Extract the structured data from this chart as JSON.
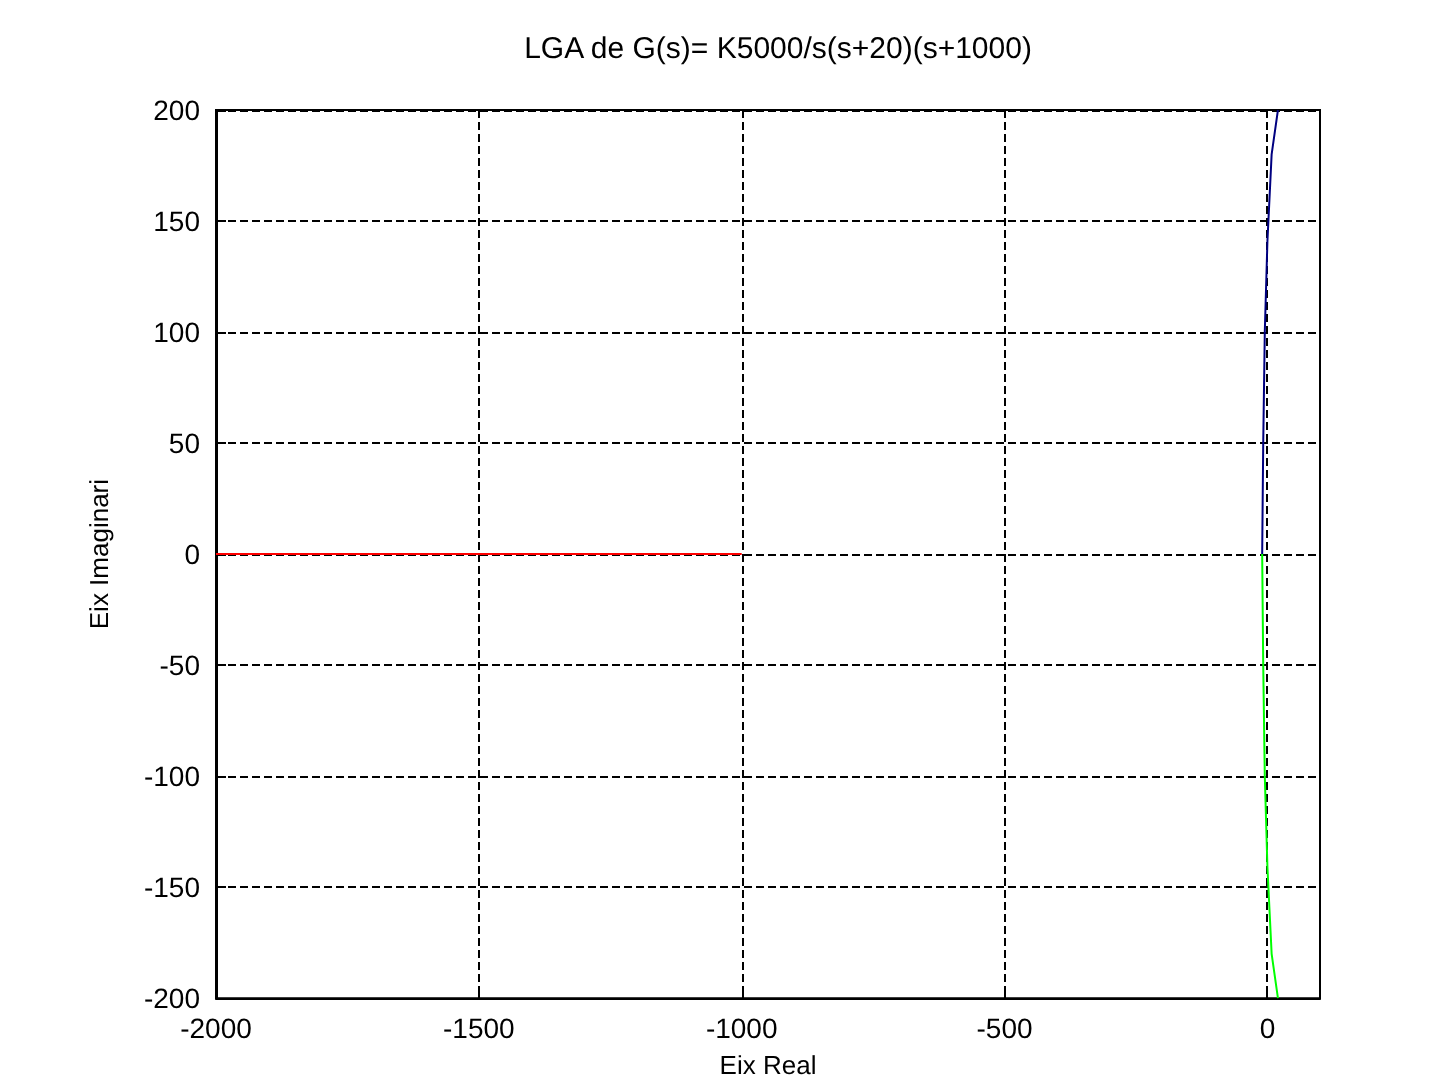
{
  "chart_data": {
    "type": "line",
    "title": "LGA de G(s)= K5000/s(s+20)(s+1000)",
    "xlabel": "Eix Real",
    "ylabel": "Eix Imaginari",
    "series": [
      {
        "color": "#ff0000",
        "x": [
          -2000,
          -1000
        ],
        "values": [
          0,
          0
        ]
      },
      {
        "color": "#000080",
        "x": [
          -10,
          -8,
          -5,
          0,
          8,
          20
        ],
        "values": [
          0,
          50,
          100,
          141,
          180,
          200
        ]
      },
      {
        "color": "#00ff00",
        "x": [
          -10,
          -8,
          -5,
          0,
          8,
          20
        ],
        "values": [
          0,
          -50,
          -100,
          -141,
          -180,
          -200
        ]
      }
    ],
    "xlim": [
      -2000,
      100
    ],
    "xticks": [
      -2000,
      -1500,
      -1000,
      -500,
      0
    ],
    "ylim": [
      -200,
      200
    ],
    "yticks": [
      -200,
      -150,
      -100,
      -50,
      0,
      50,
      100,
      150,
      200
    ],
    "grid": true,
    "line_style": "solid",
    "marker": "none"
  }
}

### Set task
Read through the entries and copy each line in which "color" appears.

### Answer to this problem
        "color": "#ff0000",
        "color": "#000080",
        "color": "#00ff00",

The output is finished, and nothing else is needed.